*RECORDS SHOWN*:
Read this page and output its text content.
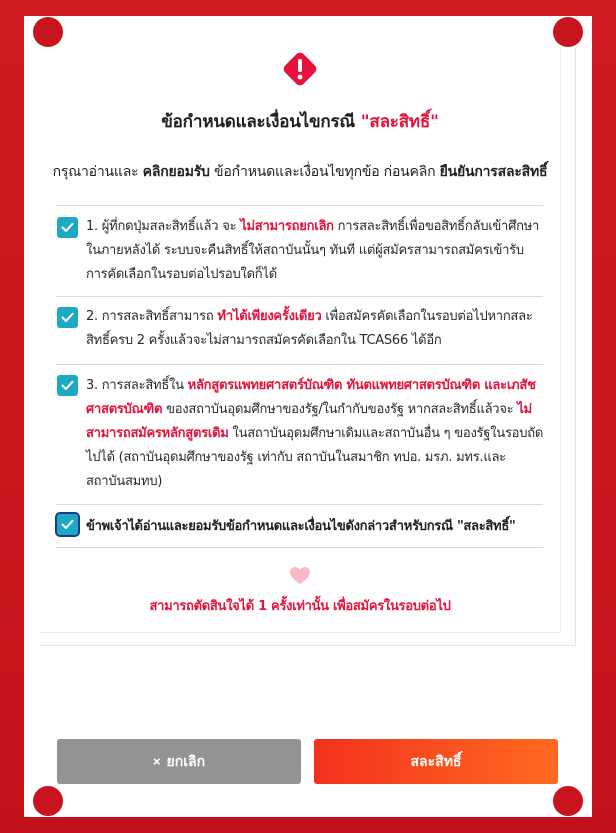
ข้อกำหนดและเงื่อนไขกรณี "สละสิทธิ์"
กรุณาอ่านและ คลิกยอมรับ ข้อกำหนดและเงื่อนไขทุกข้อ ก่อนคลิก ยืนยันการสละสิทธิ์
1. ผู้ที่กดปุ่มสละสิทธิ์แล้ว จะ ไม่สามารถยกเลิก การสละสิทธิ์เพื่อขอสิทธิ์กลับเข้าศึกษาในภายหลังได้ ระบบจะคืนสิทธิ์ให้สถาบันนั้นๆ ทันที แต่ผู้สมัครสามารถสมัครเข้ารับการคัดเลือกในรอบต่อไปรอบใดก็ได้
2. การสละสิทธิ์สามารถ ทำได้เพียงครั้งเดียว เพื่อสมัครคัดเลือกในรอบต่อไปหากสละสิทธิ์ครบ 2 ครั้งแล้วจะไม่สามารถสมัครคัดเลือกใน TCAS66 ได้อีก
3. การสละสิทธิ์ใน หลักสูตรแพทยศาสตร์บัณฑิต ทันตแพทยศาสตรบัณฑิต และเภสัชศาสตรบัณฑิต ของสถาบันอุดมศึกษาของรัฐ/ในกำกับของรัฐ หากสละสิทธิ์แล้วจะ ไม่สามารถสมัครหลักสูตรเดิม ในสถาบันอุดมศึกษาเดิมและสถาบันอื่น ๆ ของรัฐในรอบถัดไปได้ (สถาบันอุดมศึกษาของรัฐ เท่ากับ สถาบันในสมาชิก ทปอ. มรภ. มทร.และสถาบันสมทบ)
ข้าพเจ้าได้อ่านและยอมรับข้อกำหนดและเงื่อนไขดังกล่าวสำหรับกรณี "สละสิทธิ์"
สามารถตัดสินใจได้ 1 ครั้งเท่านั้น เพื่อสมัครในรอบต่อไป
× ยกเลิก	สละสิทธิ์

* * *

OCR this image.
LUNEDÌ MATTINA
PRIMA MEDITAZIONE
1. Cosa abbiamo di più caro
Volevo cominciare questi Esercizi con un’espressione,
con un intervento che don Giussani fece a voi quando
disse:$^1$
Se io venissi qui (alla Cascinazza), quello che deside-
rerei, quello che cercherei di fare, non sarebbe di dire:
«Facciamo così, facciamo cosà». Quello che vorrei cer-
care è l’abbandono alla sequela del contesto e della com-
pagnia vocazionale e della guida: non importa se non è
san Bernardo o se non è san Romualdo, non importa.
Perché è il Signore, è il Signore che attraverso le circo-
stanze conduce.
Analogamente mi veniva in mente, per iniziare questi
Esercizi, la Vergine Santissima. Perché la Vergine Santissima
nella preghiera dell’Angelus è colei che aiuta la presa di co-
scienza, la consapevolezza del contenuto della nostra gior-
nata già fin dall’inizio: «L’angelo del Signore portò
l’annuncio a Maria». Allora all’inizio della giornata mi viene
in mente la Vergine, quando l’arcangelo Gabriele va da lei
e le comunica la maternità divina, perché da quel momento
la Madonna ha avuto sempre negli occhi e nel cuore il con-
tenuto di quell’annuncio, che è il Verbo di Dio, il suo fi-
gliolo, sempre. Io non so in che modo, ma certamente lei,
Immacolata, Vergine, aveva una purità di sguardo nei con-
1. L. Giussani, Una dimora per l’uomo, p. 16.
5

*REQUIREMENT*: Wherever the string "อกำหนดและเง" appears in the entries above, list that line.

*RESULT FOR THIS EXERCISE*:
ข้อกำหนดและเงื่อนไขกรณี "สละสิทธิ์"
กรุณาอ่านและ คลิกยอมรับ ข้อกำหนดและเงื่อนไขทุกข้อ ก่อนคลิก ยืนยันการสละสิทธิ์
ข้าพเจ้าได้อ่านและยอมรับข้อกำหนดและเงื่อนไขดังกล่าวสำหรับกรณี "สละสิทธิ์"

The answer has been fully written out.